— Collection entries —

------------------------------------------------------------------------

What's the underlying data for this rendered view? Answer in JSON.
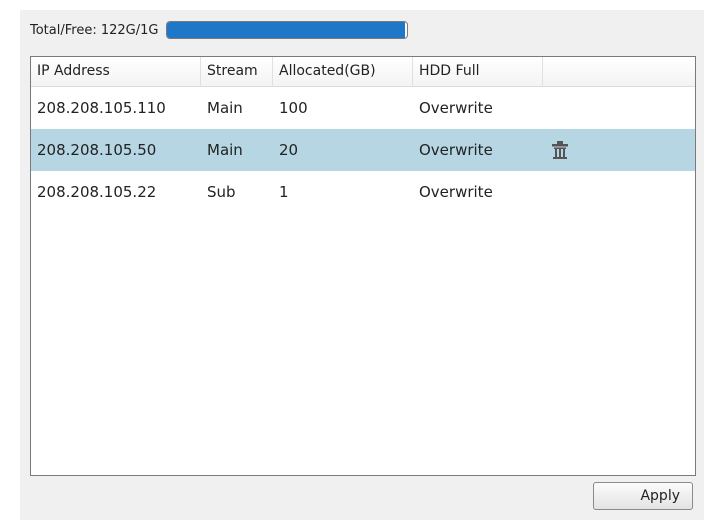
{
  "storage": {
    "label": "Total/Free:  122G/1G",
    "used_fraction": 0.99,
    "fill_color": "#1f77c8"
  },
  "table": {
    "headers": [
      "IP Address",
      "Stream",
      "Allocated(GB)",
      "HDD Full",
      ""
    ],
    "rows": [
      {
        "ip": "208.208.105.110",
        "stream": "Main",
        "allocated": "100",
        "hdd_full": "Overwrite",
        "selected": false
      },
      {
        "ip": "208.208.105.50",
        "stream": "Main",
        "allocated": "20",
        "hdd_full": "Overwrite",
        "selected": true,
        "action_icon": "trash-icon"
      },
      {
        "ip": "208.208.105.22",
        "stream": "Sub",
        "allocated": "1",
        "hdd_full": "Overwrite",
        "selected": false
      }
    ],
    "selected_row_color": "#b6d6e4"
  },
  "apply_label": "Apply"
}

------------------------------------------------------------------------

— Goal —
Retype all the records shown above, character for character. Omit every picture.

— Written response —
What's the underlying data for this rendered view? Answer in JSON.
{
  "storage": {
    "label": "Total/Free:  122G/1G",
    "used_fraction": 0.99,
    "fill_color": "#1f77c8"
  },
  "table": {
    "headers": [
      "IP Address",
      "Stream",
      "Allocated(GB)",
      "HDD Full",
      ""
    ],
    "rows": [
      {
        "ip": "208.208.105.110",
        "stream": "Main",
        "allocated": "100",
        "hdd_full": "Overwrite",
        "selected": false
      },
      {
        "ip": "208.208.105.50",
        "stream": "Main",
        "allocated": "20",
        "hdd_full": "Overwrite",
        "selected": true,
        "action_icon": "trash-icon"
      },
      {
        "ip": "208.208.105.22",
        "stream": "Sub",
        "allocated": "1",
        "hdd_full": "Overwrite",
        "selected": false
      }
    ],
    "selected_row_color": "#b6d6e4"
  },
  "apply_label": "Apply"
}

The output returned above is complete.